** start of Items **

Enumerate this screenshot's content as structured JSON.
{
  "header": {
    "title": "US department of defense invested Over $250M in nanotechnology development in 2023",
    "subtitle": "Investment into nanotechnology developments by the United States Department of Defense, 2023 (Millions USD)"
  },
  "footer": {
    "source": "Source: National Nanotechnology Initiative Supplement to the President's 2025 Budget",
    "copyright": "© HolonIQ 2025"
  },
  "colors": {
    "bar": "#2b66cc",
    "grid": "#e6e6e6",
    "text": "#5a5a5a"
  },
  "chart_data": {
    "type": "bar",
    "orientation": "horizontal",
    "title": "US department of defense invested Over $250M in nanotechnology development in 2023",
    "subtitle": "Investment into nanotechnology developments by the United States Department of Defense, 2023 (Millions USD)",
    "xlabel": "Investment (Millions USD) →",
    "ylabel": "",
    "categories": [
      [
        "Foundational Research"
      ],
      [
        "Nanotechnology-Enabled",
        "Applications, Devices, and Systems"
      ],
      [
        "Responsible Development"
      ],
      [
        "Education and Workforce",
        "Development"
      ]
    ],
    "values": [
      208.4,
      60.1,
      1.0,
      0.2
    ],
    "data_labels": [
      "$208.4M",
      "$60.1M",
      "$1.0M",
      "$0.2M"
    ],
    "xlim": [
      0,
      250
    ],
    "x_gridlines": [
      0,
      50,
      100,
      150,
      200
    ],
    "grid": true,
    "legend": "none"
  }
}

** end of Items **

◆ Your goal
Using the data above, reproduce every line exactly.

◆ Worked answer
Enumerate this screenshot's content as structured JSON.
{
  "header": {
    "title": "US department of defense invested Over $250M in nanotechnology development in 2023",
    "subtitle": "Investment into nanotechnology developments by the United States Department of Defense, 2023 (Millions USD)"
  },
  "footer": {
    "source": "Source: National Nanotechnology Initiative Supplement to the President's 2025 Budget",
    "copyright": "© HolonIQ 2025"
  },
  "colors": {
    "bar": "#2b66cc",
    "grid": "#e6e6e6",
    "text": "#5a5a5a"
  },
  "chart_data": {
    "type": "bar",
    "orientation": "horizontal",
    "title": "US department of defense invested Over $250M in nanotechnology development in 2023",
    "subtitle": "Investment into nanotechnology developments by the United States Department of Defense, 2023 (Millions USD)",
    "xlabel": "Investment (Millions USD) →",
    "ylabel": "",
    "categories": [
      [
        "Foundational Research"
      ],
      [
        "Nanotechnology-Enabled",
        "Applications, Devices, and Systems"
      ],
      [
        "Responsible Development"
      ],
      [
        "Education and Workforce",
        "Development"
      ]
    ],
    "values": [
      208.4,
      60.1,
      1.0,
      0.2
    ],
    "data_labels": [
      "$208.4M",
      "$60.1M",
      "$1.0M",
      "$0.2M"
    ],
    "xlim": [
      0,
      250
    ],
    "x_gridlines": [
      0,
      50,
      100,
      150,
      200
    ],
    "grid": true,
    "legend": "none"
  }
}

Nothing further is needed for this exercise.